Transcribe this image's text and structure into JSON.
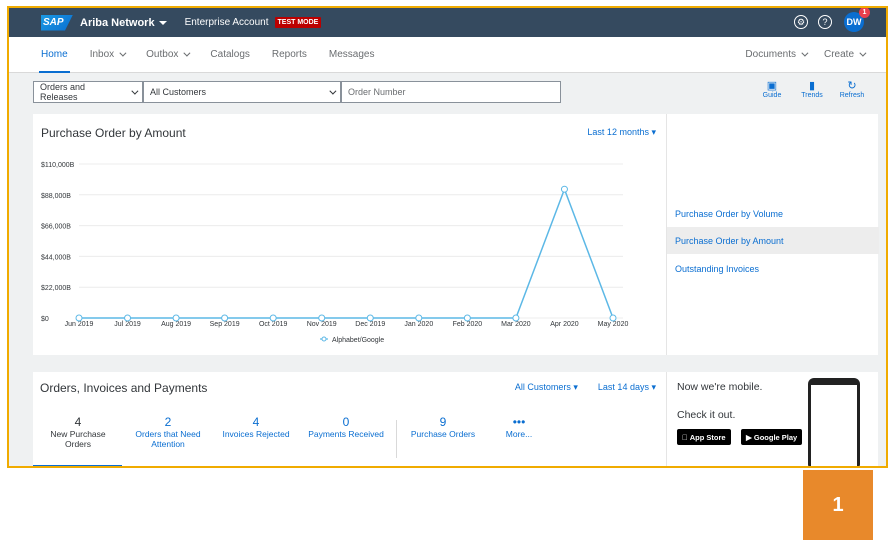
{
  "topbar": {
    "logo": "SAP",
    "product": "Ariba Network",
    "account": "Enterprise Account",
    "test_mode": "TEST MODE",
    "avatar": "DW",
    "notification_count": "1",
    "settings_icon": "gear-icon",
    "help_icon": "help-icon"
  },
  "nav": {
    "items": [
      "Home",
      "Inbox",
      "Outbox",
      "Catalogs",
      "Reports",
      "Messages"
    ],
    "right": [
      "Documents",
      "Create"
    ]
  },
  "filters": {
    "doc_type": "Orders and Releases",
    "customer": "All Customers",
    "order_placeholder": "Order Number"
  },
  "tools": [
    "Guide",
    "Trends",
    "Refresh"
  ],
  "chart_card": {
    "title": "Purchase Order by Amount",
    "period": "Last 12 months"
  },
  "chart_data": {
    "type": "line",
    "title": "Purchase Order by Amount",
    "categories": [
      "Jun 2019",
      "Jul 2019",
      "Aug 2019",
      "Sep 2019",
      "Oct 2019",
      "Nov 2019",
      "Dec 2019",
      "Jan 2020",
      "Feb 2020",
      "Mar 2020",
      "Apr 2020",
      "May 2020"
    ],
    "series": [
      {
        "name": "Alphabet/Google",
        "values": [
          0,
          0,
          0,
          0,
          0,
          0,
          0,
          0,
          0,
          0,
          92000,
          0
        ]
      }
    ],
    "yticks": [
      "$0",
      "$22,000B",
      "$44,000B",
      "$66,000B",
      "$88,000B",
      "$110,000B"
    ],
    "ylim": [
      0,
      110000
    ],
    "color": "#5cb8e6",
    "legend": "bottom"
  },
  "side_links": [
    "Purchase Order by Volume",
    "Purchase Order by Amount",
    "Outstanding Invoices"
  ],
  "bottom_card": {
    "title": "Orders, Invoices and Payments",
    "customers": "All Customers",
    "period": "Last 14 days",
    "stats": [
      {
        "num": "4",
        "label": "New Purchase Orders"
      },
      {
        "num": "2",
        "label": "Orders that Need Attention"
      },
      {
        "num": "4",
        "label": "Invoices Rejected"
      },
      {
        "num": "0",
        "label": "Payments Received"
      },
      {
        "num": "9",
        "label": "Purchase Orders"
      },
      {
        "num": "•••",
        "label": "More..."
      }
    ]
  },
  "mobile": {
    "line1": "Now we're mobile.",
    "line2": "Check it out.",
    "app_store": "App Store",
    "google_play": "Google Play"
  },
  "step_badge": "1"
}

_ _ _ _ _ _ _

> **What the task asks**: Output all the records, word for word, with no pictures in the copy.

> **Response to this exercise**:
Transcribe this image's text and structure into JSON.
{
  "topbar": {
    "logo": "SAP",
    "product": "Ariba Network",
    "account": "Enterprise Account",
    "test_mode": "TEST MODE",
    "avatar": "DW",
    "notification_count": "1",
    "settings_icon": "gear-icon",
    "help_icon": "help-icon"
  },
  "nav": {
    "items": [
      "Home",
      "Inbox",
      "Outbox",
      "Catalogs",
      "Reports",
      "Messages"
    ],
    "right": [
      "Documents",
      "Create"
    ]
  },
  "filters": {
    "doc_type": "Orders and Releases",
    "customer": "All Customers",
    "order_placeholder": "Order Number"
  },
  "tools": [
    "Guide",
    "Trends",
    "Refresh"
  ],
  "chart_card": {
    "title": "Purchase Order by Amount",
    "period": "Last 12 months"
  },
  "chart_data": {
    "type": "line",
    "title": "Purchase Order by Amount",
    "categories": [
      "Jun 2019",
      "Jul 2019",
      "Aug 2019",
      "Sep 2019",
      "Oct 2019",
      "Nov 2019",
      "Dec 2019",
      "Jan 2020",
      "Feb 2020",
      "Mar 2020",
      "Apr 2020",
      "May 2020"
    ],
    "series": [
      {
        "name": "Alphabet/Google",
        "values": [
          0,
          0,
          0,
          0,
          0,
          0,
          0,
          0,
          0,
          0,
          92000,
          0
        ]
      }
    ],
    "yticks": [
      "$0",
      "$22,000B",
      "$44,000B",
      "$66,000B",
      "$88,000B",
      "$110,000B"
    ],
    "ylim": [
      0,
      110000
    ],
    "color": "#5cb8e6",
    "legend": "bottom"
  },
  "side_links": [
    "Purchase Order by Volume",
    "Purchase Order by Amount",
    "Outstanding Invoices"
  ],
  "bottom_card": {
    "title": "Orders, Invoices and Payments",
    "customers": "All Customers",
    "period": "Last 14 days",
    "stats": [
      {
        "num": "4",
        "label": "New Purchase Orders"
      },
      {
        "num": "2",
        "label": "Orders that Need Attention"
      },
      {
        "num": "4",
        "label": "Invoices Rejected"
      },
      {
        "num": "0",
        "label": "Payments Received"
      },
      {
        "num": "9",
        "label": "Purchase Orders"
      },
      {
        "num": "•••",
        "label": "More..."
      }
    ]
  },
  "mobile": {
    "line1": "Now we're mobile.",
    "line2": "Check it out.",
    "app_store": "App Store",
    "google_play": "Google Play"
  },
  "step_badge": "1"
}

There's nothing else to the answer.